--- start Task inputs ---

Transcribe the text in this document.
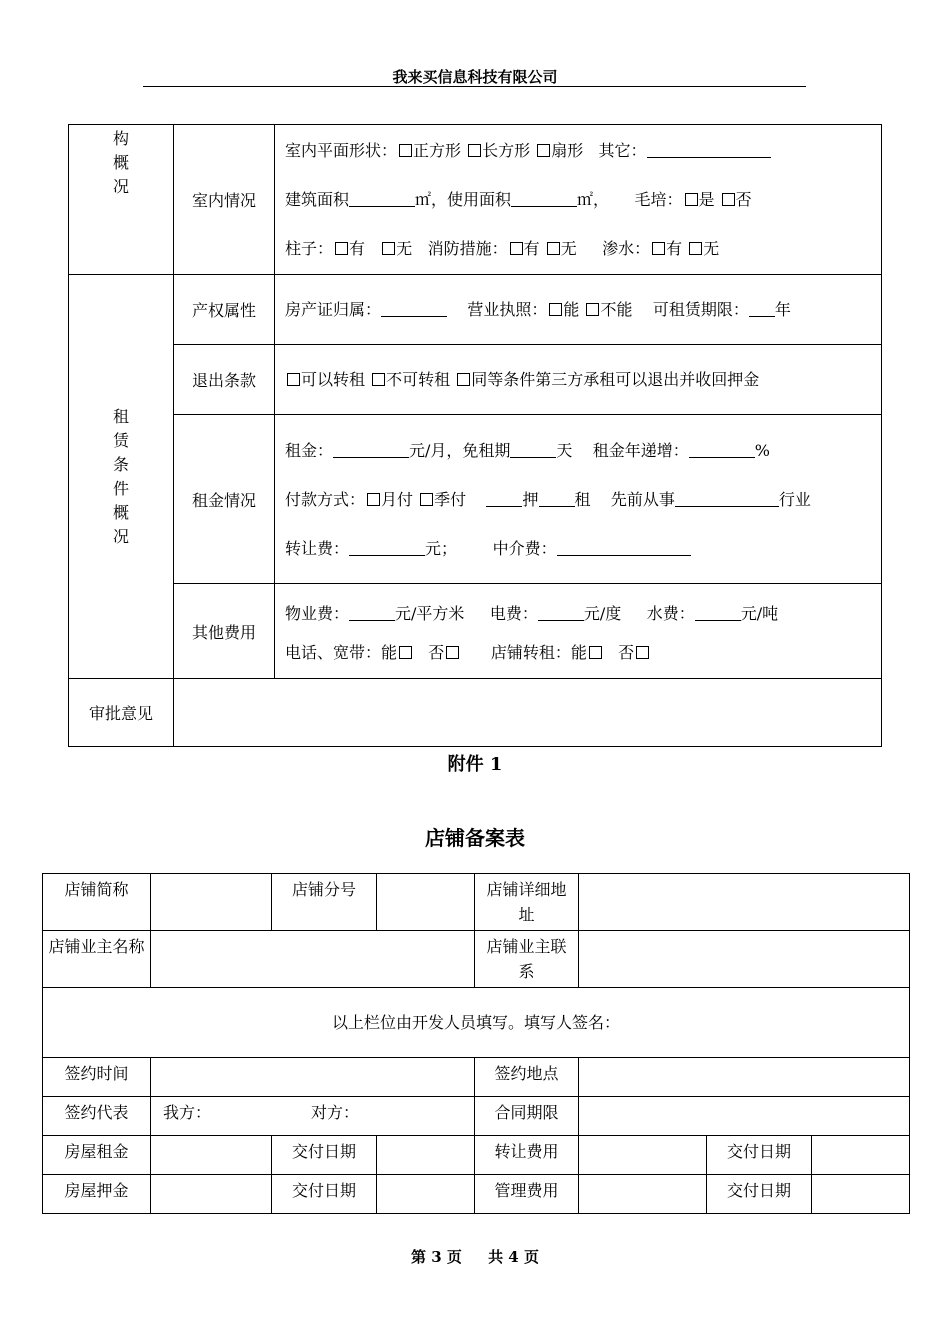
我来买信息科技有限公司
构概况	室内情况	室内平面形状： 正方形 长方形 扇形 其它：
建筑面积 ㎡，使用面积 ㎡， 毛培： 是 否
柱子： 有 无 消防措施： 有 无 渗水： 有 无

租赁条件概况	产权属性	房产证归属： 营业执照： 能 不能 可租赁期限： 年

	退出条款	可以转租 不可转租 同等条件第三方承租可以退出并收回押金

	租金情况	租金： 元/月，免租期 天 租金年递增： %
付款方式： 月付 季付 押 租 先前从事 行业
转让费： 元； 中介费：

	其他费用	物业费： 元/平方米 电费： 元/度 水费： 元/吨
电话、宽带：能 否 店铺转租：能 否

审批意见		
附件 1
店铺备案表
店铺简称		店铺分号		店铺详细地址			
店铺业主名称				店铺业主联系			
以上栏位由开发人员填写。填写人签名：							
签约时间				签约地点			
签约代表	我方： 对方：			合同期限			
房屋租金		交付日期		转让费用		交付日期	
房屋押金		交付日期		管理费用		交付日期	
第 3 页 共 4 页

--- end Task inputs ---

#### [Given instruction]
Leave the pictures out, and print every line of the listing exactly as written.

#### [Worked answer]
Transcribe the text in this document.
我来买信息科技有限公司
构概况	室内情况	室内平面形状： 正方形 长方形 扇形 其它：
建筑面积 ㎡，使用面积 ㎡， 毛培： 是 否
柱子： 有 无 消防措施： 有 无 渗水： 有 无

租赁条件概况	产权属性	房产证归属： 营业执照： 能 不能 可租赁期限： 年

	退出条款	可以转租 不可转租 同等条件第三方承租可以退出并收回押金

	租金情况	租金： 元/月，免租期 天 租金年递增： %
付款方式： 月付 季付 押 租 先前从事 行业
转让费： 元； 中介费：

	其他费用	物业费： 元/平方米 电费： 元/度 水费： 元/吨
电话、宽带：能 否 店铺转租：能 否

审批意见		
附件 1
店铺备案表
店铺简称		店铺分号		店铺详细地址			
店铺业主名称				店铺业主联系			
以上栏位由开发人员填写。填写人签名：							
签约时间				签约地点			
签约代表	我方： 对方：			合同期限			
房屋租金		交付日期		转让费用		交付日期	
房屋押金		交付日期		管理费用		交付日期	
第 3 页 共 4 页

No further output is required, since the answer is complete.